## WHAT THIS TASK INVOLVES:
Could you repeat exactly the lines below, from the line containing "Decode this image" through the last one, both included, while leaving out any pictures?

## SOURCE RECORDS:
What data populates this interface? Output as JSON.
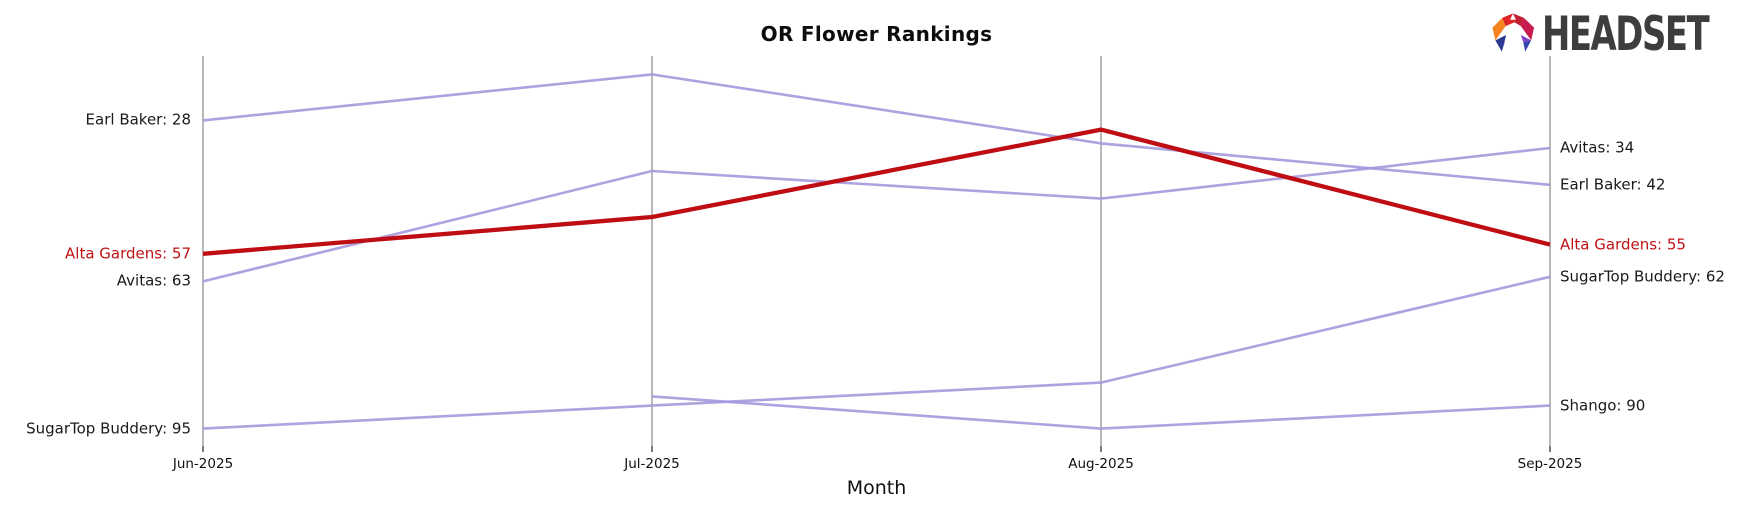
{
  "header": {
    "title": "OR Flower Rankings",
    "logo_text": "HEADSET"
  },
  "chart_data": {
    "type": "line",
    "subtype": "bump-ranking",
    "title": "OR Flower Rankings",
    "xlabel": "Month",
    "categories": [
      "Jun-2025",
      "Jul-2025",
      "Aug-2025",
      "Sep-2025"
    ],
    "y_meaning": "sales rank (lower number = higher position on chart)",
    "series": [
      {
        "name": "Earl Baker",
        "values": [
          28,
          18,
          33,
          42
        ],
        "highlight": false
      },
      {
        "name": "Avitas",
        "values": [
          63,
          39,
          45,
          34
        ],
        "highlight": false
      },
      {
        "name": "SugarTop Buddery",
        "values": [
          95,
          90,
          85,
          62
        ],
        "highlight": false
      },
      {
        "name": "Shango",
        "values": [
          null,
          88,
          95,
          90
        ],
        "highlight": false
      },
      {
        "name": "Alta Gardens",
        "values": [
          57,
          49,
          30,
          55
        ],
        "highlight": true
      }
    ],
    "left_labels": [
      "Earl Baker: 28",
      "Alta Gardens: 57",
      "Avitas: 63",
      "SugarTop Buddery: 95"
    ],
    "right_labels": [
      "Avitas: 34",
      "Earl Baker: 42",
      "Alta Gardens: 55",
      "SugarTop Buddery: 62",
      "Shango: 90"
    ],
    "legend_position": "edge-labels",
    "grid": "vertical-month-axes-only",
    "colors": {
      "line": "#a395dc",
      "highlight": "#bf0e13",
      "highlight_label": "#bf1114",
      "axis": "#a6a6a6",
      "tick": "#222222",
      "text": "#1a1a1a",
      "logo_text": "#3d3d3d"
    }
  }
}
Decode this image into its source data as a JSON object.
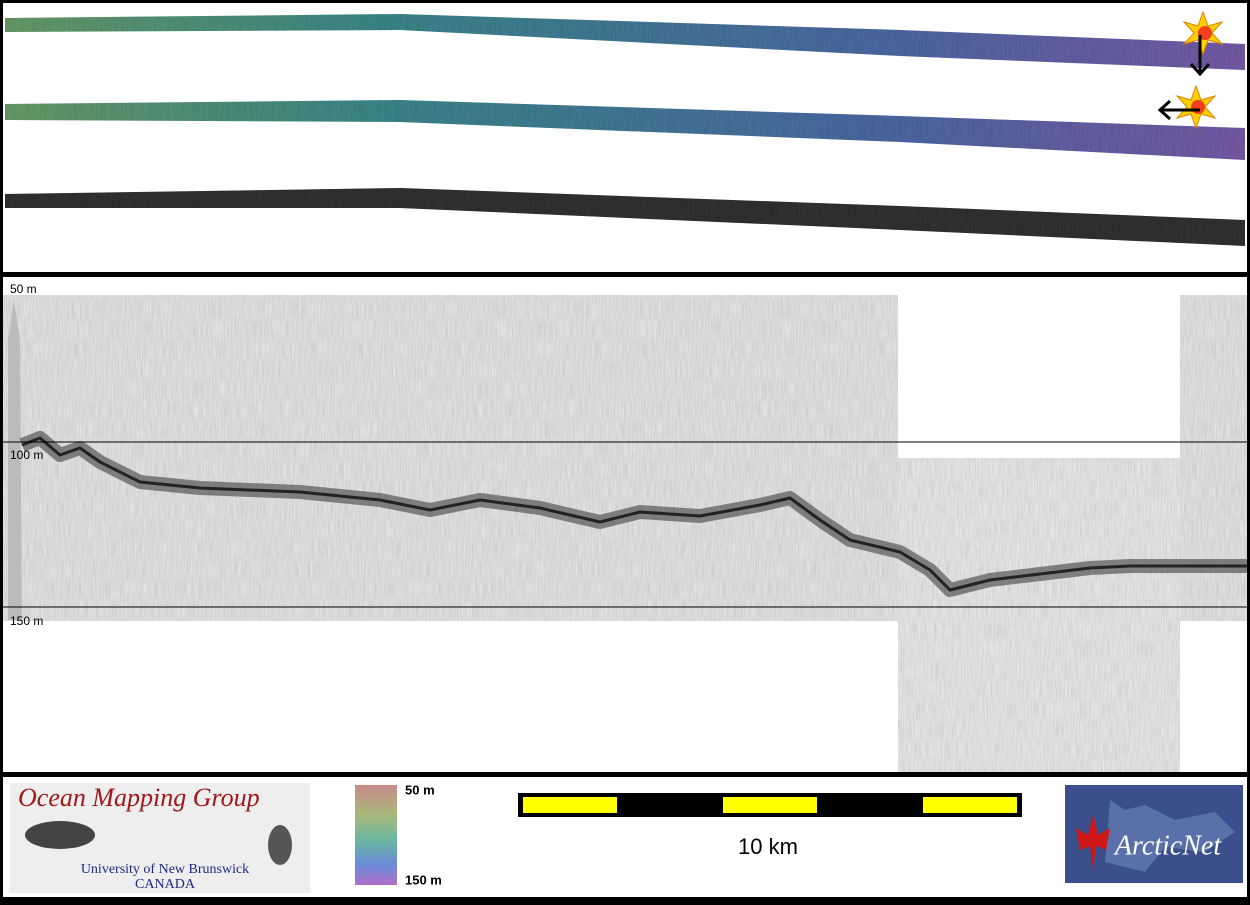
{
  "profile": {
    "depth_labels": [
      "50 m",
      "100 m",
      "150 m"
    ]
  },
  "footer": {
    "group_logo": {
      "title": "Ocean Mapping Group",
      "line1": "University of New Brunswick",
      "line2": "CANADA"
    },
    "colorbar": {
      "top_label": "50 m",
      "bottom_label": "150 m"
    },
    "scale_bar": {
      "label": "10 km"
    },
    "partner_logo": {
      "name": "ArcticNet"
    }
  }
}
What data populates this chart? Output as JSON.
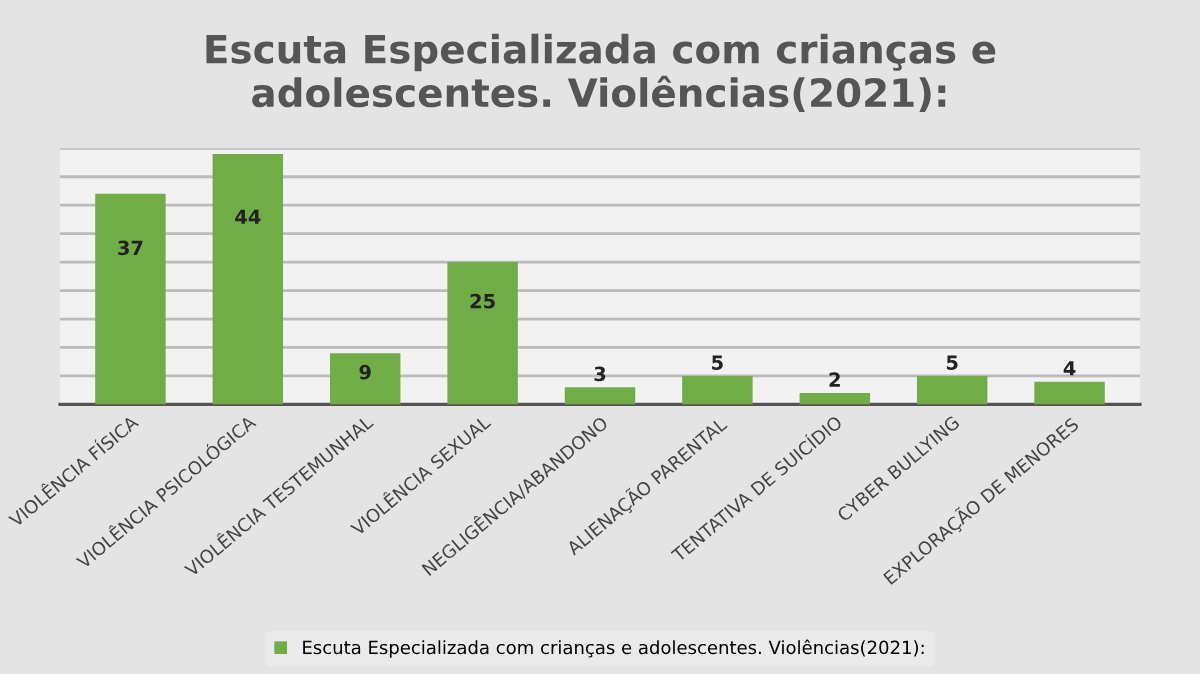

## TASK OUTPUT:
Decode this image into its source data as a JSON object.
{
  "profile": {
    "depth_labels": [
      "50 m",
      "100 m",
      "150 m"
    ]
  },
  "footer": {
    "group_logo": {
      "title": "Ocean Mapping Group",
      "line1": "University of New Brunswick",
      "line2": "CANADA"
    },
    "colorbar": {
      "top_label": "50 m",
      "bottom_label": "150 m"
    },
    "scale_bar": {
      "label": "10 km"
    },
    "partner_logo": {
      "name": "ArcticNet"
    }
  }
}
What data populates this chart? Output as JSON.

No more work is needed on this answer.